Below is a block of records. Copy every line in it that contains the word "通学のない方はお住まいの地域で回答ください".

[GIVEN DATA start]

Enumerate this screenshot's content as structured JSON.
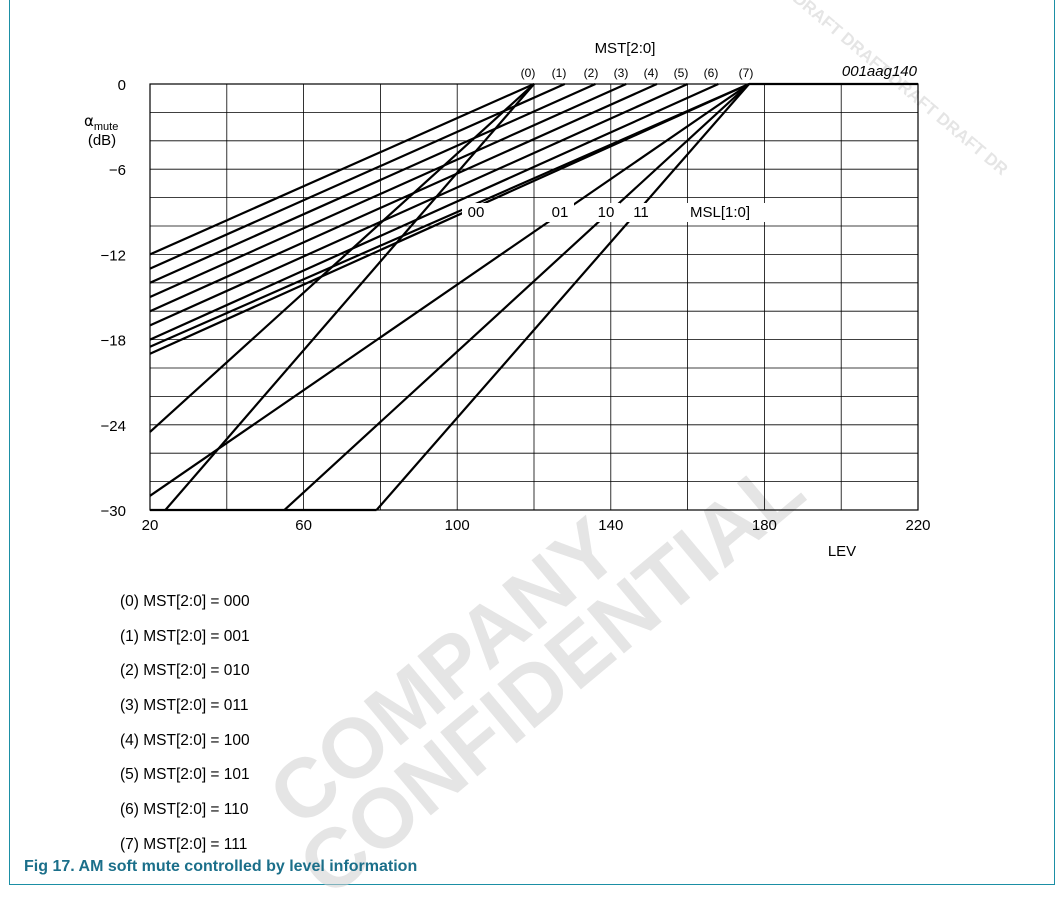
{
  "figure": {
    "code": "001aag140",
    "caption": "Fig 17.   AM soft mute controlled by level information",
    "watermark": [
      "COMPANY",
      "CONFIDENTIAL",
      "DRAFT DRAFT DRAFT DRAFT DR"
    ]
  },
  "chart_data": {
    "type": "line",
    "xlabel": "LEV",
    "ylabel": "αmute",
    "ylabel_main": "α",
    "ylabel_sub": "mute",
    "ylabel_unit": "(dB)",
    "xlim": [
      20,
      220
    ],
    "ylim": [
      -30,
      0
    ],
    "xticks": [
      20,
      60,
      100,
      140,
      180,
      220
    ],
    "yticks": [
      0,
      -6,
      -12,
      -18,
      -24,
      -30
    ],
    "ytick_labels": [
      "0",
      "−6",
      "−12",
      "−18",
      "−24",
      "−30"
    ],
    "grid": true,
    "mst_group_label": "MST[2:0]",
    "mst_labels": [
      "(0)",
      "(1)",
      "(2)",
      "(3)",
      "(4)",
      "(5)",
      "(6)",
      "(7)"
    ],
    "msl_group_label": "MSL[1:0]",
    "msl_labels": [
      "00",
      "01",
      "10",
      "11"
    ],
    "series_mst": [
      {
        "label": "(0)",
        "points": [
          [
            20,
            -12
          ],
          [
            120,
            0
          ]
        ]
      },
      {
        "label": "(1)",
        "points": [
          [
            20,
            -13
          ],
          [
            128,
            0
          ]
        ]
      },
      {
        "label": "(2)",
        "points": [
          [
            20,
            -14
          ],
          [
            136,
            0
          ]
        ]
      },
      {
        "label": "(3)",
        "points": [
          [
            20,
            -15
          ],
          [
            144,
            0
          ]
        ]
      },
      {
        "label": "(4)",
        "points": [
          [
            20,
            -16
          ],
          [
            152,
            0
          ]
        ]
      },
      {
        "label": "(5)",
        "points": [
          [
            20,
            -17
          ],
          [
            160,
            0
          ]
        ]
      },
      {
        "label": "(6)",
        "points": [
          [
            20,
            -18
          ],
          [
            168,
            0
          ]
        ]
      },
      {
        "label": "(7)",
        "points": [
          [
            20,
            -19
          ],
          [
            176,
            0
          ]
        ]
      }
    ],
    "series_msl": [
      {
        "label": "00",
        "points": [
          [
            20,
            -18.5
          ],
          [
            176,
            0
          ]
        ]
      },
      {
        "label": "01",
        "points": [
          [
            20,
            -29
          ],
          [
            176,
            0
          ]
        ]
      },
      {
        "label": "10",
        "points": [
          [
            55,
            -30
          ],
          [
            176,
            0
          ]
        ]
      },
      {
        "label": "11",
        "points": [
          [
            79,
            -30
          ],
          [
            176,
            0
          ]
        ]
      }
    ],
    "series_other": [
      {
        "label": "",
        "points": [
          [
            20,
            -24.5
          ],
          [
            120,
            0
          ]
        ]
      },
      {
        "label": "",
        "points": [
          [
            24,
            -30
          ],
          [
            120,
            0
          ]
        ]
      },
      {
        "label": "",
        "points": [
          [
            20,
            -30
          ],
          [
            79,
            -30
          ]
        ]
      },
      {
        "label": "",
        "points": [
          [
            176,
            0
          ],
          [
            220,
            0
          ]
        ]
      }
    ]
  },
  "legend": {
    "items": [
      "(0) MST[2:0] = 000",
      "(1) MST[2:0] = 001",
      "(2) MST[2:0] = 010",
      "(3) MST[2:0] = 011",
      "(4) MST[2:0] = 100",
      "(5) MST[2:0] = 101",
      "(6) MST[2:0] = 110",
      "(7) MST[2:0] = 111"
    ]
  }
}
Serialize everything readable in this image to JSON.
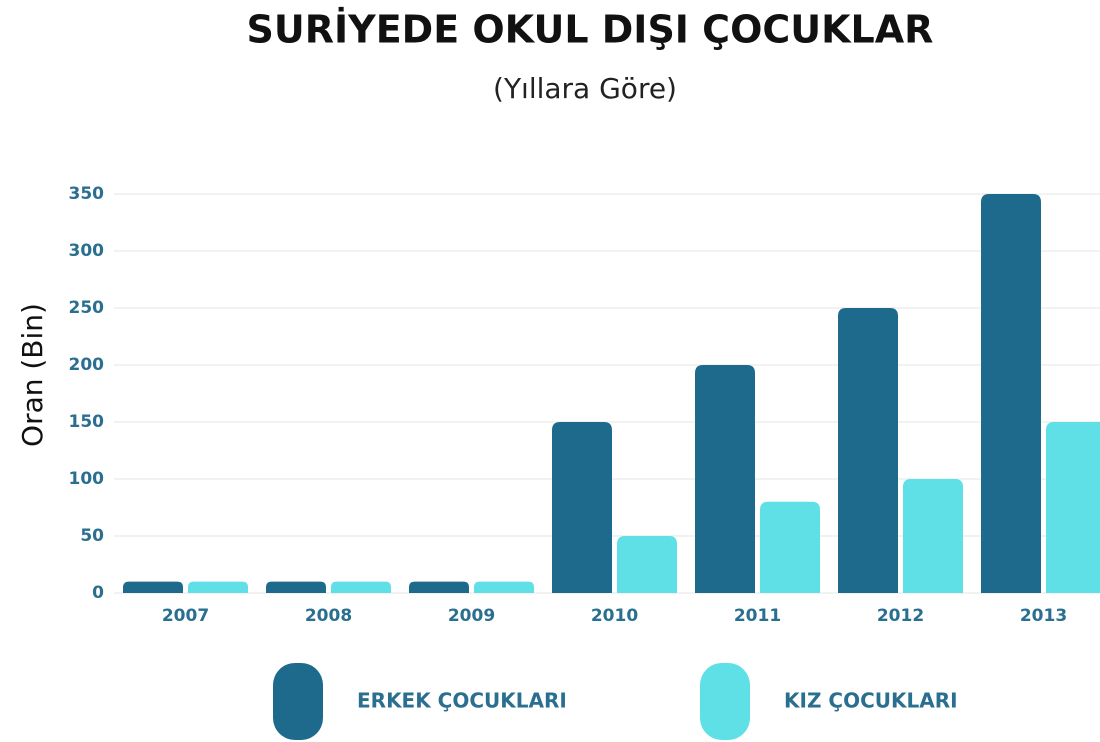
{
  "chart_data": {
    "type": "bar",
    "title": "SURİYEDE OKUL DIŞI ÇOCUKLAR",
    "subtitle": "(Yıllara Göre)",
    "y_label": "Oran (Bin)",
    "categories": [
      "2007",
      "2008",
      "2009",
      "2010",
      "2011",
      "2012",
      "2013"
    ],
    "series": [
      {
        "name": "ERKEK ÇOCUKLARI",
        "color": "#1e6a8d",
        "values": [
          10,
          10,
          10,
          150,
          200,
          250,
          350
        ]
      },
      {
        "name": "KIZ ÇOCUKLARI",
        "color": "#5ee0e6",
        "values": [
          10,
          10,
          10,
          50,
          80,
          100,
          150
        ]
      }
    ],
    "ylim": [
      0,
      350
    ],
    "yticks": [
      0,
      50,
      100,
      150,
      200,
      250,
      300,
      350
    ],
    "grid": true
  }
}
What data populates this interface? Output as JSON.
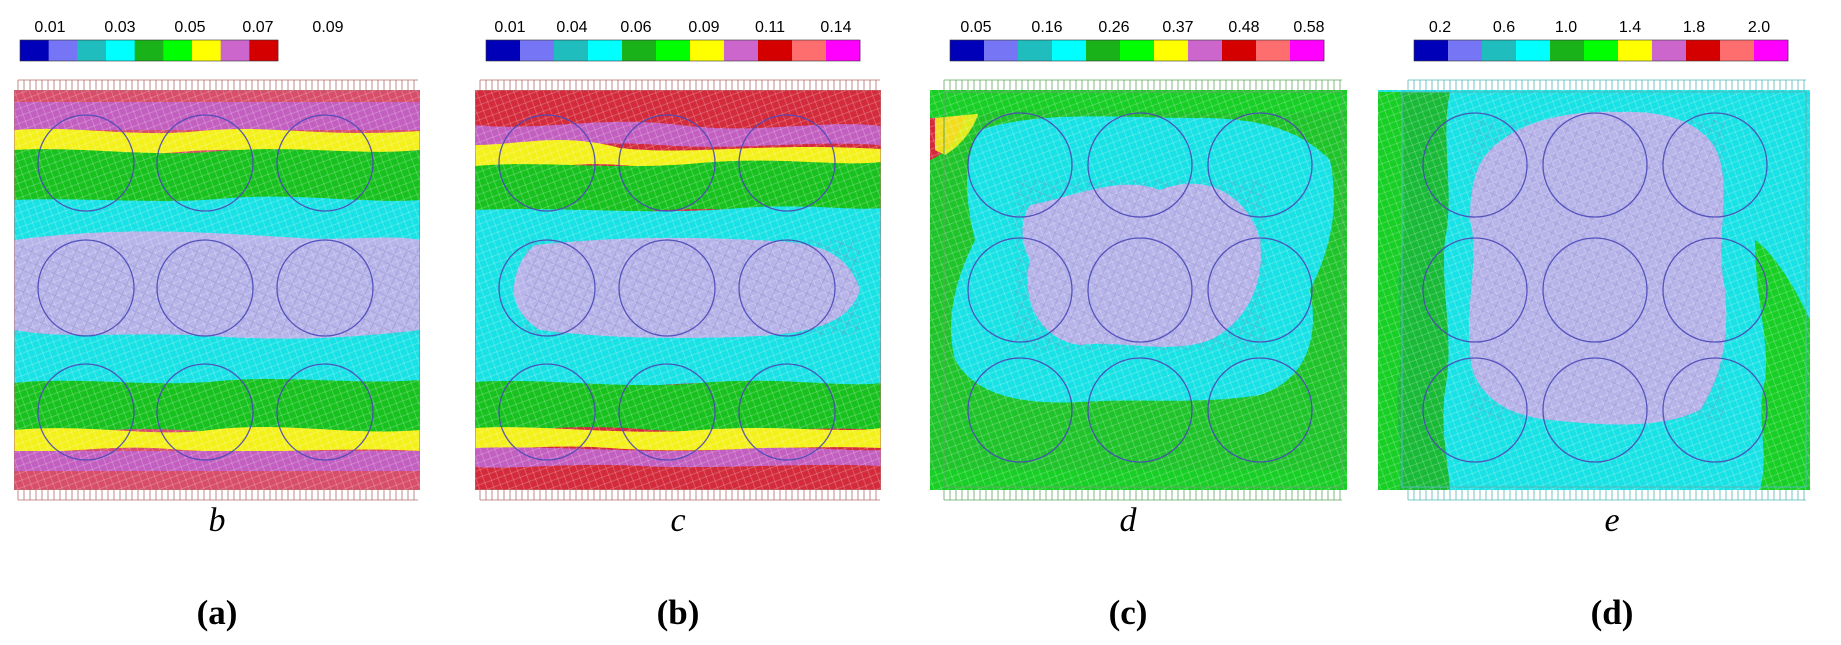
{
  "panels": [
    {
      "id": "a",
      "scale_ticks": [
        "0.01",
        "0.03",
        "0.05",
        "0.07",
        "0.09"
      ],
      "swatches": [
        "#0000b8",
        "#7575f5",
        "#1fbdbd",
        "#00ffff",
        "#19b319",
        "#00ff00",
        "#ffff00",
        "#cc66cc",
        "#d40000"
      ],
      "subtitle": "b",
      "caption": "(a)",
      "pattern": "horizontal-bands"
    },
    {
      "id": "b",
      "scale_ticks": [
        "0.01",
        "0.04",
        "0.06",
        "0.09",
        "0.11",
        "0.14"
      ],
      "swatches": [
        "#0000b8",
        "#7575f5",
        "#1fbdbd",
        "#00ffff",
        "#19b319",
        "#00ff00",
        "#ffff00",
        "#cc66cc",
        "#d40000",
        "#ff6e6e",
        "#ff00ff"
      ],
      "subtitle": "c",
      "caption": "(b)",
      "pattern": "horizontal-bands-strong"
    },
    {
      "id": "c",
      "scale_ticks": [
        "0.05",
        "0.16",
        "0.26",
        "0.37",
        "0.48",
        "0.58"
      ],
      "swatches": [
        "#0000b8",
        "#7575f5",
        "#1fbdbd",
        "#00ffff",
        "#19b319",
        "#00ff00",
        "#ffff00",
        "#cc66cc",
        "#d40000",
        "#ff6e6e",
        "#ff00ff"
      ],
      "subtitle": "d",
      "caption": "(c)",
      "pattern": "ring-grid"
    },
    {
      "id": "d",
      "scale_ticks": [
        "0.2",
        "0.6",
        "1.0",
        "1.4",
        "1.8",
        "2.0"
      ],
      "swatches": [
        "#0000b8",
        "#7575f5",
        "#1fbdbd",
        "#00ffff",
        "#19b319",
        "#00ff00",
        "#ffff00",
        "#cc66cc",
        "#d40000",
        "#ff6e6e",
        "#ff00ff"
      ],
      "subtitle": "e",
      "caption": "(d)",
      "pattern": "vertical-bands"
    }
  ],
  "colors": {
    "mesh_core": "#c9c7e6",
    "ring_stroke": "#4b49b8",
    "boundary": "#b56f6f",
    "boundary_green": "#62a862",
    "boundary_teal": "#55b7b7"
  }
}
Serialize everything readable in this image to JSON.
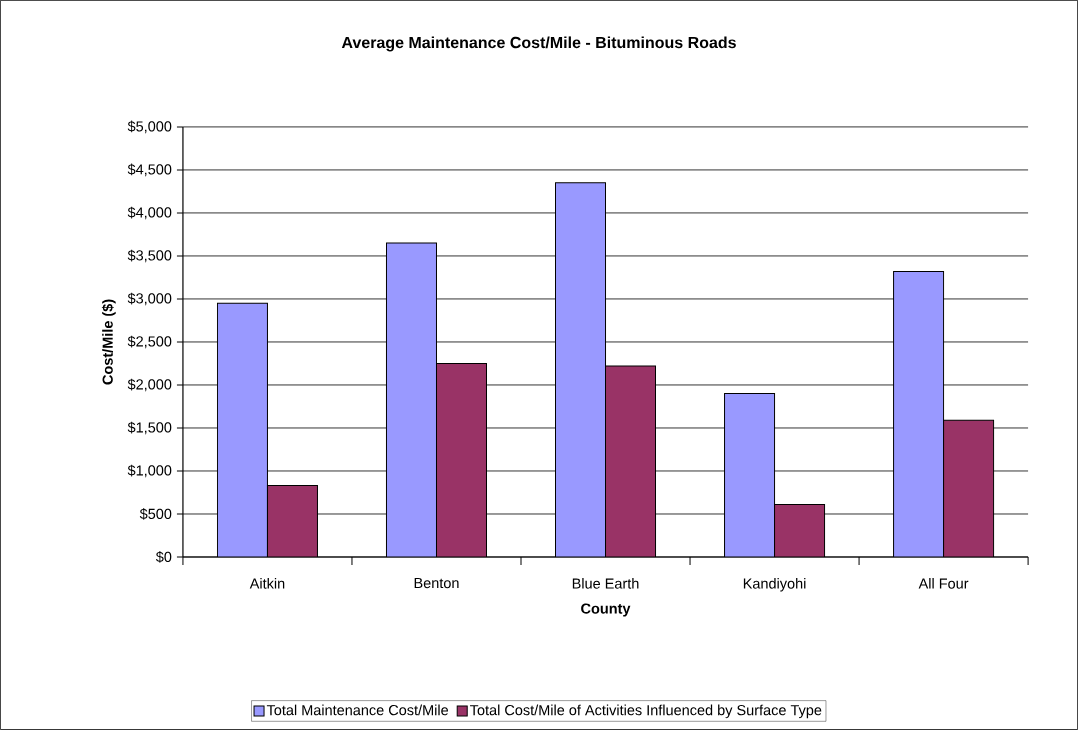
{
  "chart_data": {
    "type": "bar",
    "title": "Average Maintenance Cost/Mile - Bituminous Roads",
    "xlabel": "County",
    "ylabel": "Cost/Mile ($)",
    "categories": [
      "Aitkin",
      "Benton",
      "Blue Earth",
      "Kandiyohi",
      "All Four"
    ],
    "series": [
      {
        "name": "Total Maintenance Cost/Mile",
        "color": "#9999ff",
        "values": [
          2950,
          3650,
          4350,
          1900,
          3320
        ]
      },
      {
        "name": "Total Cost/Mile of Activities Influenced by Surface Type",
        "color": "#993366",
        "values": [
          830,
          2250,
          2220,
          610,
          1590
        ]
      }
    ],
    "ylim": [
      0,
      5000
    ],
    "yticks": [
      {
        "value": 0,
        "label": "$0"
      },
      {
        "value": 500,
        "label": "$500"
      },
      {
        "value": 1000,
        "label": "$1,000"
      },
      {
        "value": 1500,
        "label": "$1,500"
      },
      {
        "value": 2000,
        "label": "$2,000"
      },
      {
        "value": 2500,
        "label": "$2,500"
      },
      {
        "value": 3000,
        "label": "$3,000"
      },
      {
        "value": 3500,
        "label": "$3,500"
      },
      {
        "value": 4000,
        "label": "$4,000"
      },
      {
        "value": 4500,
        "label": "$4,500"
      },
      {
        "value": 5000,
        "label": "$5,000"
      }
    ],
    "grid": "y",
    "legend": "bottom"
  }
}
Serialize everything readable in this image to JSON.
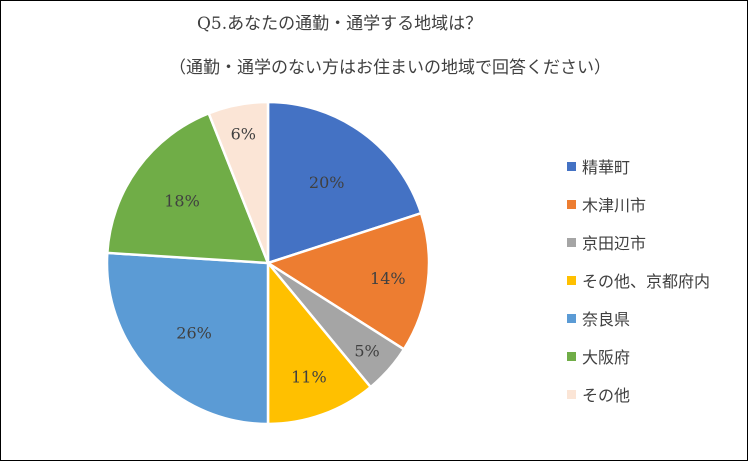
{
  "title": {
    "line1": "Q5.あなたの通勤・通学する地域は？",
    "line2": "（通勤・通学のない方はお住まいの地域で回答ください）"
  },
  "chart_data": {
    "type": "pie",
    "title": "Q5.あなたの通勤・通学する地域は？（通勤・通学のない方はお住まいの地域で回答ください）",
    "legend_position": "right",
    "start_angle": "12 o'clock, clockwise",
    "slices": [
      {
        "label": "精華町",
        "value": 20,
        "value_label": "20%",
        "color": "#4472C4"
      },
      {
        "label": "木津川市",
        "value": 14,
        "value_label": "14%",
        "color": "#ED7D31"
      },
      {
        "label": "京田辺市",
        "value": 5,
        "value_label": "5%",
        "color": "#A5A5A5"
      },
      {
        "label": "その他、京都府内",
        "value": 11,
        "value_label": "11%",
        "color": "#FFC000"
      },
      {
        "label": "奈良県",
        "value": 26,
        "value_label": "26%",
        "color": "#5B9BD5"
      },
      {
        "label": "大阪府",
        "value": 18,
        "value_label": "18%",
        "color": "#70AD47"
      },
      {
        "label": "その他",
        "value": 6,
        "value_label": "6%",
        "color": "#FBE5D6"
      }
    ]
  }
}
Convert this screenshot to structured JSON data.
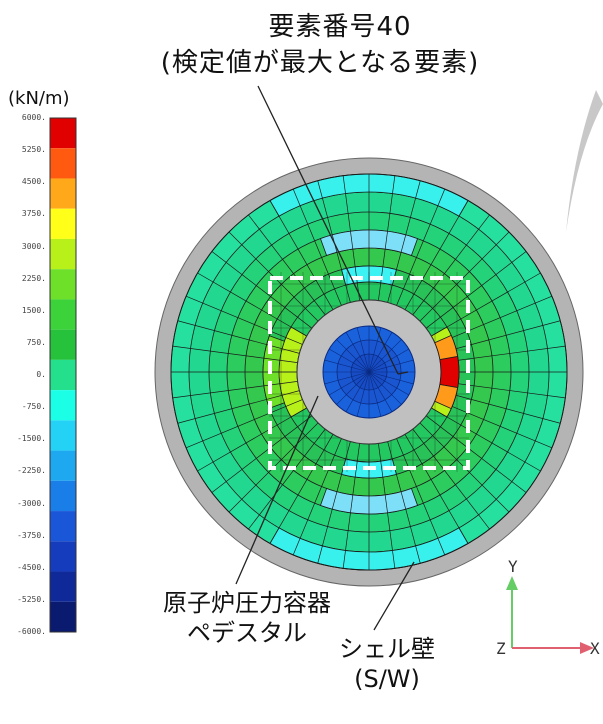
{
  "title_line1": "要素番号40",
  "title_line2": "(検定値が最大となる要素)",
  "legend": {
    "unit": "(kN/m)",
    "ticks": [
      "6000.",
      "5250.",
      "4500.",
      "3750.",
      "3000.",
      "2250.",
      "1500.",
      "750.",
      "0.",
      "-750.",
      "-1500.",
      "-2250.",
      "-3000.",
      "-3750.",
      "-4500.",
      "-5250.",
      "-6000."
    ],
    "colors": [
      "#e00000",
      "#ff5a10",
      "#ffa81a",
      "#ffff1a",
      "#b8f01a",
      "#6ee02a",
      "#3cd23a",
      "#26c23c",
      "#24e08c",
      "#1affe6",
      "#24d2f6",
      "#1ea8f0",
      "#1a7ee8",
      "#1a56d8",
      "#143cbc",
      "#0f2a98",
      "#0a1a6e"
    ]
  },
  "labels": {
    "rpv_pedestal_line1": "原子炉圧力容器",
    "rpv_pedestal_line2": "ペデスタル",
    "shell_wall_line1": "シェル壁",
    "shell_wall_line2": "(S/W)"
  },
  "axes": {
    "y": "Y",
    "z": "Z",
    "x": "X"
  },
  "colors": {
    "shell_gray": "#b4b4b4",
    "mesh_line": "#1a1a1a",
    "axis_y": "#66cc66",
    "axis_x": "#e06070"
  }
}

[GIVEN DATA end]

OUTPUT OF THE TASK =>
    "line2": "（通勤・通学のない方はお住まいの地域で回答ください）"
    "title": "Q5.あなたの通勤・通学する地域は？（通勤・通学のない方はお住まいの地域で回答ください）",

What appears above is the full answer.